◆ Written problem: From the line containing "Extract the structured" down to the last line of the material, return those lines verbatim and only those.

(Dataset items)
☆ ☆ ☆
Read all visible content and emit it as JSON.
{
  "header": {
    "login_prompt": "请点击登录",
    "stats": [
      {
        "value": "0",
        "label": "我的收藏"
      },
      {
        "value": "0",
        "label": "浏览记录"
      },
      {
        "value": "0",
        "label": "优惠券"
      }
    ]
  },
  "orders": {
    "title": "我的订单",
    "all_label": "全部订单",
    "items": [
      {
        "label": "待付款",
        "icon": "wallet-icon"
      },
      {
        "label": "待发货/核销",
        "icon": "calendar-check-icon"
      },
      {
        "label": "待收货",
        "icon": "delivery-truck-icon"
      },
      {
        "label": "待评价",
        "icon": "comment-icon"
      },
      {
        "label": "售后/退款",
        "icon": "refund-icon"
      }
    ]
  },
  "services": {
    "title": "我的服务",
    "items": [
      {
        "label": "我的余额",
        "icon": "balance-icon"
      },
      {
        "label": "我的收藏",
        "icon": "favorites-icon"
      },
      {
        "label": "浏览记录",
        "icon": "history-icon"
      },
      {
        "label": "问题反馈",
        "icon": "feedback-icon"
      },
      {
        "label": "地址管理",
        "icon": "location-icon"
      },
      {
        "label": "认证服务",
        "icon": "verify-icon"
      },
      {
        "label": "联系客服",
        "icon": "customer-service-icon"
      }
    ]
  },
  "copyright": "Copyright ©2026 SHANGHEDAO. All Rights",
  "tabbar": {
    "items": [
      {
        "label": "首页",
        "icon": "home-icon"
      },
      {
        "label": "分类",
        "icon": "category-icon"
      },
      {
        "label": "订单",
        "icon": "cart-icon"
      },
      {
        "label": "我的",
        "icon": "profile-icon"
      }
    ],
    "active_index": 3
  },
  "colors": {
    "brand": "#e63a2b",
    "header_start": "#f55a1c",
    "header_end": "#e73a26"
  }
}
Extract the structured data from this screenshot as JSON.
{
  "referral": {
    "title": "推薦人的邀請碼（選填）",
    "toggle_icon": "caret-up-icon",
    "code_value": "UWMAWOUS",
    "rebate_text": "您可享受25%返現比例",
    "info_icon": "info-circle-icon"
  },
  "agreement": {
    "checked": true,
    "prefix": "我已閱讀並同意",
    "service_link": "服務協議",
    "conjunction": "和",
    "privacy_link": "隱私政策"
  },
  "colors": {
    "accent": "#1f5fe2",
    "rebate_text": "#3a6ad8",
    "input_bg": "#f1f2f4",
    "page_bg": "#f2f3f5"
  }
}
☆ ☆ ☆
◆ Solution to this problem:
Extract the structured data from this screenshot as JSON.
{
  "referral": {
    "title": "推薦人的邀請碼（選填）",
    "toggle_icon": "caret-up-icon",
    "code_value": "UWMAWOUS",
    "rebate_text": "您可享受25%返現比例",
    "info_icon": "info-circle-icon"
  },
  "agreement": {
    "checked": true,
    "prefix": "我已閱讀並同意",
    "service_link": "服務協議",
    "conjunction": "和",
    "privacy_link": "隱私政策"
  },
  "colors": {
    "accent": "#1f5fe2",
    "rebate_text": "#3a6ad8",
    "input_bg": "#f1f2f4",
    "page_bg": "#f2f3f5"
  }
}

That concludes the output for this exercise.